### 課題内容:
以下のデータをすべて、「番号」と「内容」の2列から成るMarkdownの表に変換してください。空行は含めないでください。

------------------------------------------------------------------------

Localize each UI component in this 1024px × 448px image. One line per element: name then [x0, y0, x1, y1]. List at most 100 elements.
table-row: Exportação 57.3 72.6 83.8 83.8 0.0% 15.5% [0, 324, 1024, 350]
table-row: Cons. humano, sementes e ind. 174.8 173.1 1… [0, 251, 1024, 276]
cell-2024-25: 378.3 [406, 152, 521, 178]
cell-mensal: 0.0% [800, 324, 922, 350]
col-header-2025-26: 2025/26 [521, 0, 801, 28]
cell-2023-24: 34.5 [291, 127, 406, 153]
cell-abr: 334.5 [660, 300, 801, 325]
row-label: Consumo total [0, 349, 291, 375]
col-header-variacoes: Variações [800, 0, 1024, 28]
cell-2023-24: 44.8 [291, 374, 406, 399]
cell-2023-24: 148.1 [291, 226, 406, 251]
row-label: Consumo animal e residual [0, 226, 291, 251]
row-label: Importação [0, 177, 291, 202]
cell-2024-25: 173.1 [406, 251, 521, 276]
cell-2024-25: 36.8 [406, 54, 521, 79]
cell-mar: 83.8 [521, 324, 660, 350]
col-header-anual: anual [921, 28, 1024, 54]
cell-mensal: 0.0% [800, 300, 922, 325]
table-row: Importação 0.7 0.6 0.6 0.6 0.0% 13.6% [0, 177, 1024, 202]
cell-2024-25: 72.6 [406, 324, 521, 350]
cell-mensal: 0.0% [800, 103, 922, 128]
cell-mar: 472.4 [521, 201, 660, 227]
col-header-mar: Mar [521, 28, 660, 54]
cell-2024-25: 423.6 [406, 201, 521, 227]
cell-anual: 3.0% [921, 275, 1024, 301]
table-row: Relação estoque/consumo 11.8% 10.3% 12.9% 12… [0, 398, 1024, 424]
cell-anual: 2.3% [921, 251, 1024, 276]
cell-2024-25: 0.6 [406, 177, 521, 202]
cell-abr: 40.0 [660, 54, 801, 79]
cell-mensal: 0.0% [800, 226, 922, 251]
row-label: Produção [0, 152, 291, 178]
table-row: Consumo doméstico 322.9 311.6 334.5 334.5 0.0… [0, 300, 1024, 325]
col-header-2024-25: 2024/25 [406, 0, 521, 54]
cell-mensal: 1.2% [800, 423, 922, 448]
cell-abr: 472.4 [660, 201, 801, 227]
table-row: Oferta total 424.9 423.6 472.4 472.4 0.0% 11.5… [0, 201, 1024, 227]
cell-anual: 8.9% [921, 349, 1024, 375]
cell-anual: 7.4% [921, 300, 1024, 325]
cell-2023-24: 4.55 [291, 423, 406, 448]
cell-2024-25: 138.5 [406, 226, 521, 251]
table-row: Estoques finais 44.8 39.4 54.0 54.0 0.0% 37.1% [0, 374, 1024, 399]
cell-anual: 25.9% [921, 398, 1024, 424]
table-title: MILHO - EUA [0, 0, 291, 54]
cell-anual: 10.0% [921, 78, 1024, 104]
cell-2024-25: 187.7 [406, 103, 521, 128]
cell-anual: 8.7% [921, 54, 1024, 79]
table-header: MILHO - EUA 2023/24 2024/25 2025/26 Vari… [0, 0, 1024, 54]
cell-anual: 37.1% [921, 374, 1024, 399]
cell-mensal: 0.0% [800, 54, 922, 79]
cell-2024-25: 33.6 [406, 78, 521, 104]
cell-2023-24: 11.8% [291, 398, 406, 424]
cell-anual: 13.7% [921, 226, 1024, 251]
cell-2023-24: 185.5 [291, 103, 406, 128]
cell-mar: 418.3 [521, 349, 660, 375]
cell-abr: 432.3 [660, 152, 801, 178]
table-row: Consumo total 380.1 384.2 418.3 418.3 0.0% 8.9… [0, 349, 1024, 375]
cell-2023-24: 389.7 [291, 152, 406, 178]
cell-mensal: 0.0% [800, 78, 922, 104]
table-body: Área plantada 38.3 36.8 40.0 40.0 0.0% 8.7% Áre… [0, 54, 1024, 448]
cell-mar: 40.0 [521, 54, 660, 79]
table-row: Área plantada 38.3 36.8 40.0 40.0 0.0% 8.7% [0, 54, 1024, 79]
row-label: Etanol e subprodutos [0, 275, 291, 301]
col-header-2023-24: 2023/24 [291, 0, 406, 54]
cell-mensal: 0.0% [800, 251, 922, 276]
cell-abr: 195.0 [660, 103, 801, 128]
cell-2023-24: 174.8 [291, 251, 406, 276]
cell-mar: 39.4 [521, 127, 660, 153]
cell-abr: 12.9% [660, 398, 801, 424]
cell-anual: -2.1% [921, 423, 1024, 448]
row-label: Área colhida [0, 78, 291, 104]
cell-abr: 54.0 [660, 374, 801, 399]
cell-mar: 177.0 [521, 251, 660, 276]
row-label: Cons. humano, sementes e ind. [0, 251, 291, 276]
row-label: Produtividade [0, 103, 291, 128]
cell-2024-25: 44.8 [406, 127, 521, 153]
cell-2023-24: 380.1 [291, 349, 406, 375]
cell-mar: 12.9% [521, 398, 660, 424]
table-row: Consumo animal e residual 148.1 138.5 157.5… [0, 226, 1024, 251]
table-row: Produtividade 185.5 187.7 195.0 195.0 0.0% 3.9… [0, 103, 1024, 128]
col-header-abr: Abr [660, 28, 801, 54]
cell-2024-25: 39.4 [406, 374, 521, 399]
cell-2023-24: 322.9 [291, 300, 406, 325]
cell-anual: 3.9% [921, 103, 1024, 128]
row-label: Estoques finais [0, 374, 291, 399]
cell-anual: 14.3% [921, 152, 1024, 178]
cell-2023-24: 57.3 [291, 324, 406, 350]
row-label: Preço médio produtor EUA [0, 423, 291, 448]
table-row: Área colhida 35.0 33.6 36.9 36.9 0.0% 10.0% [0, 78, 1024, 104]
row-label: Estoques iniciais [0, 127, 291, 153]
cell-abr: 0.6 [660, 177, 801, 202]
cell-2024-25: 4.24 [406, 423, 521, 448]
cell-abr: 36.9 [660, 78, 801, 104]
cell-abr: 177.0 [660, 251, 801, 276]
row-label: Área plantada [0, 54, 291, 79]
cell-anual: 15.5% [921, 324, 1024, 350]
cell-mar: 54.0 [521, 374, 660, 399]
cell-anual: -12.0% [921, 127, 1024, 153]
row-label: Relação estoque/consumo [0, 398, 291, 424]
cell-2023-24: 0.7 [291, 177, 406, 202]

------------------------------------------------------------------------

### 解答:
| 番号 | 内容 |
|---|---|
| 1 | Localize each UI component in this 1024px × 448px image. One line per element: name then [x0, y0, x1, y1]. List at most 100 elements. |
| 2 | table-row: Exportação 57.3 72.6 83.8 83.8 0.0% 15.5% [0, 324, 1024, 350] |
| 3 | table-row: Cons. humano, sementes e ind. 174.8 173.1 1… [0, 251, 1024, 276] |
| 4 | cell-2024-25: 378.3 [406, 152, 521, 178] |
| 5 | cell-mensal: 0.0% [800, 324, 922, 350] |
| 6 | col-header-2025-26: 2025/26 [521, 0, 801, 28] |
| 7 | cell-2023-24: 34.5 [291, 127, 406, 153] |
| 8 | cell-abr: 334.5 [660, 300, 801, 325] |
| 9 | row-label: Consumo total [0, 349, 291, 375] |
| 10 | col-header-variacoes: Variações [800, 0, 1024, 28] |
| 11 | cell-2023-24: 44.8 [291, 374, 406, 399] |
| 12 | cell-2023-24: 148.1 [291, 226, 406, 251] |
| 13 | row-label: Consumo animal e residual [0, 226, 291, 251] |
| 14 | row-label: Importação [0, 177, 291, 202] |
| 15 | cell-2024-25: 173.1 [406, 251, 521, 276] |
| 16 | cell-2024-25: 36.8 [406, 54, 521, 79] |
| 17 | cell-mar: 83.8 [521, 324, 660, 350] |
| 18 | col-header-anual: anual [921, 28, 1024, 54] |
| 19 | cell-mensal: 0.0% [800, 300, 922, 325] |
| 20 | table-row: Importação 0.7 0.6 0.6 0.6 0.0% 13.6% [0, 177, 1024, 202] |
| 21 | cell-2024-25: 72.6 [406, 324, 521, 350] |
| 22 | cell-mensal: 0.0% [800, 103, 922, 128] |
| 23 | cell-mar: 472.4 [521, 201, 660, 227] |
| 24 | col-header-mar: Mar [521, 28, 660, 54] |
| 25 | cell-2024-25: 423.6 [406, 201, 521, 227] |
| 26 | cell-anual: 3.0% [921, 275, 1024, 301] |
| 27 | table-row: Relação estoque/consumo 11.8% 10.3% 12.9% 12… [0, 398, 1024, 424] |
| 28 | cell-anual: 2.3% [921, 251, 1024, 276] |
| 29 | cell-2024-25: 0.6 [406, 177, 521, 202] |
| 30 | cell-abr: 40.0 [660, 54, 801, 79] |
| 31 | cell-mensal: 0.0% [800, 226, 922, 251] |
| 32 | row-label: Produção [0, 152, 291, 178] |
| 33 | table-row: Consumo doméstico 322.9 311.6 334.5 334.5 0.0… [0, 300, 1024, 325] |
| 34 | col-header-2024-25: 2024/25 [406, 0, 521, 54] |
| 35 | cell-mensal: 1.2% [800, 423, 922, 448] |
| 36 | cell-abr: 472.4 [660, 201, 801, 227] |
| 37 | table-row: Oferta total 424.9 423.6 472.4 472.4 0.0% 11.5… [0, 201, 1024, 227] |
| 38 | cell-anual: 8.9% [921, 349, 1024, 375] |
| 39 | cell-anual: 7.4% [921, 300, 1024, 325] |
| 40 | cell-2023-24: 4.55 [291, 423, 406, 448] |
| 41 | cell-2024-25: 138.5 [406, 226, 521, 251] |
| 42 | table-row: Estoques finais 44.8 39.4 54.0 54.0 0.0% 37.1% [0, 374, 1024, 399] |
| 43 | cell-anual: 25.9% [921, 398, 1024, 424] |
| 44 | table-title: MILHO - EUA [0, 0, 291, 54] |
| 45 | cell-anual: 10.0% [921, 78, 1024, 104] |
| 46 | cell-2024-25: 187.7 [406, 103, 521, 128] |
| 47 | cell-anual: 8.7% [921, 54, 1024, 79] |
| 48 | table-header: MILHO - EUA 2023/24 2024/25 2025/26 Vari… [0, 0, 1024, 54] |
| 49 | cell-anual: 37.1% [921, 374, 1024, 399] |
| 50 | cell-mensal: 0.0% [800, 54, 922, 79] |
| 51 | cell-2024-25: 33.6 [406, 78, 521, 104] |
| 52 | cell-2023-24: 11.8% [291, 398, 406, 424] |
| 53 | cell-anual: 13.7% [921, 226, 1024, 251] |
| 54 | cell-2023-24: 185.5 [291, 103, 406, 128] |
| 55 | cell-mar: 418.3 [521, 349, 660, 375] |
| 56 | cell-abr: 432.3 [660, 152, 801, 178] |
| 57 | table-row: Consumo total 380.1 384.2 418.3 418.3 0.0% 8.9… [0, 349, 1024, 375] |
| 58 | cell-2023-24: 389.7 [291, 152, 406, 178] |
| 59 | cell-mensal: 0.0% [800, 78, 922, 104] |
| 60 | table-body: Área plantada 38.3 36.8 40.0 40.0 0.0% 8.7% Áre… [0, 54, 1024, 448] |
| 61 | cell-mar: 40.0 [521, 54, 660, 79] |
| 62 | table-row: Área plantada 38.3 36.8 40.0 40.0 0.0% 8.7% [0, 54, 1024, 79] |
| 63 | row-label: Etanol e subprodutos [0, 275, 291, 301] |
| 64 | col-header-2023-24: 2023/24 [291, 0, 406, 54] |
| 65 | cell-mensal: 0.0% [800, 251, 922, 276] |
| 66 | cell-abr: 195.0 [660, 103, 801, 128] |
| 67 | cell-2023-24: 174.8 [291, 251, 406, 276] |
| 68 | cell-mar: 39.4 [521, 127, 660, 153] |
| 69 | cell-abr: 12.9% [660, 398, 801, 424] |
| 70 | cell-anual: -2.1% [921, 423, 1024, 448] |
| 71 | row-label: Área colhida [0, 78, 291, 104] |
| 72 | cell-abr: 54.0 [660, 374, 801, 399] |
| 73 | cell-mar: 177.0 [521, 251, 660, 276] |
| 74 | row-label: Cons. humano, sementes e ind. [0, 251, 291, 276] |
| 75 | row-label: Produtividade [0, 103, 291, 128] |
| 76 | cell-2024-25: 44.8 [406, 127, 521, 153] |
| 77 | cell-2023-24: 380.1 [291, 349, 406, 375] |
| 78 | cell-mar: 12.9% [521, 398, 660, 424] |
| 79 | table-row: Consumo animal e residual 148.1 138.5 157.5… [0, 226, 1024, 251] |
| 80 | table-row: Produtividade 185.5 187.7 195.0 195.0 0.0% 3.9… [0, 103, 1024, 128] |
| 81 | col-header-abr: Abr [660, 28, 801, 54] |
| 82 | cell-2024-25: 39.4 [406, 374, 521, 399] |
| 83 | cell-2023-24: 322.9 [291, 300, 406, 325] |
| 84 | cell-anual: 3.9% [921, 103, 1024, 128] |
| 85 | row-label: Estoques finais [0, 374, 291, 399] |
| 86 | cell-anual: 14.3% [921, 152, 1024, 178] |
| 87 | cell-2023-24: 57.3 [291, 324, 406, 350] |
| 88 | row-label: Preço médio produtor EUA [0, 423, 291, 448] |
| 89 | table-row: Área colhida 35.0 33.6 36.9 36.9 0.0% 10.0% [0, 78, 1024, 104] |
| 90 | row-label: Estoques iniciais [0, 127, 291, 153] |
| 91 | cell-abr: 0.6 [660, 177, 801, 202] |
| 92 | cell-2024-25: 4.24 [406, 423, 521, 448] |
| 93 | cell-abr: 36.9 [660, 78, 801, 104] |
| 94 | cell-abr: 177.0 [660, 251, 801, 276] |
| 95 | row-label: Área plantada [0, 54, 291, 79] |
| 96 | cell-anual: 15.5% [921, 324, 1024, 350] |
| 97 | cell-mar: 54.0 [521, 374, 660, 399] |
| 98 | cell-anual: -12.0% [921, 127, 1024, 153] |
| 99 | row-label: Relação estoque/consumo [0, 398, 291, 424] |
| 100 | cell-2023-24: 0.7 [291, 177, 406, 202] |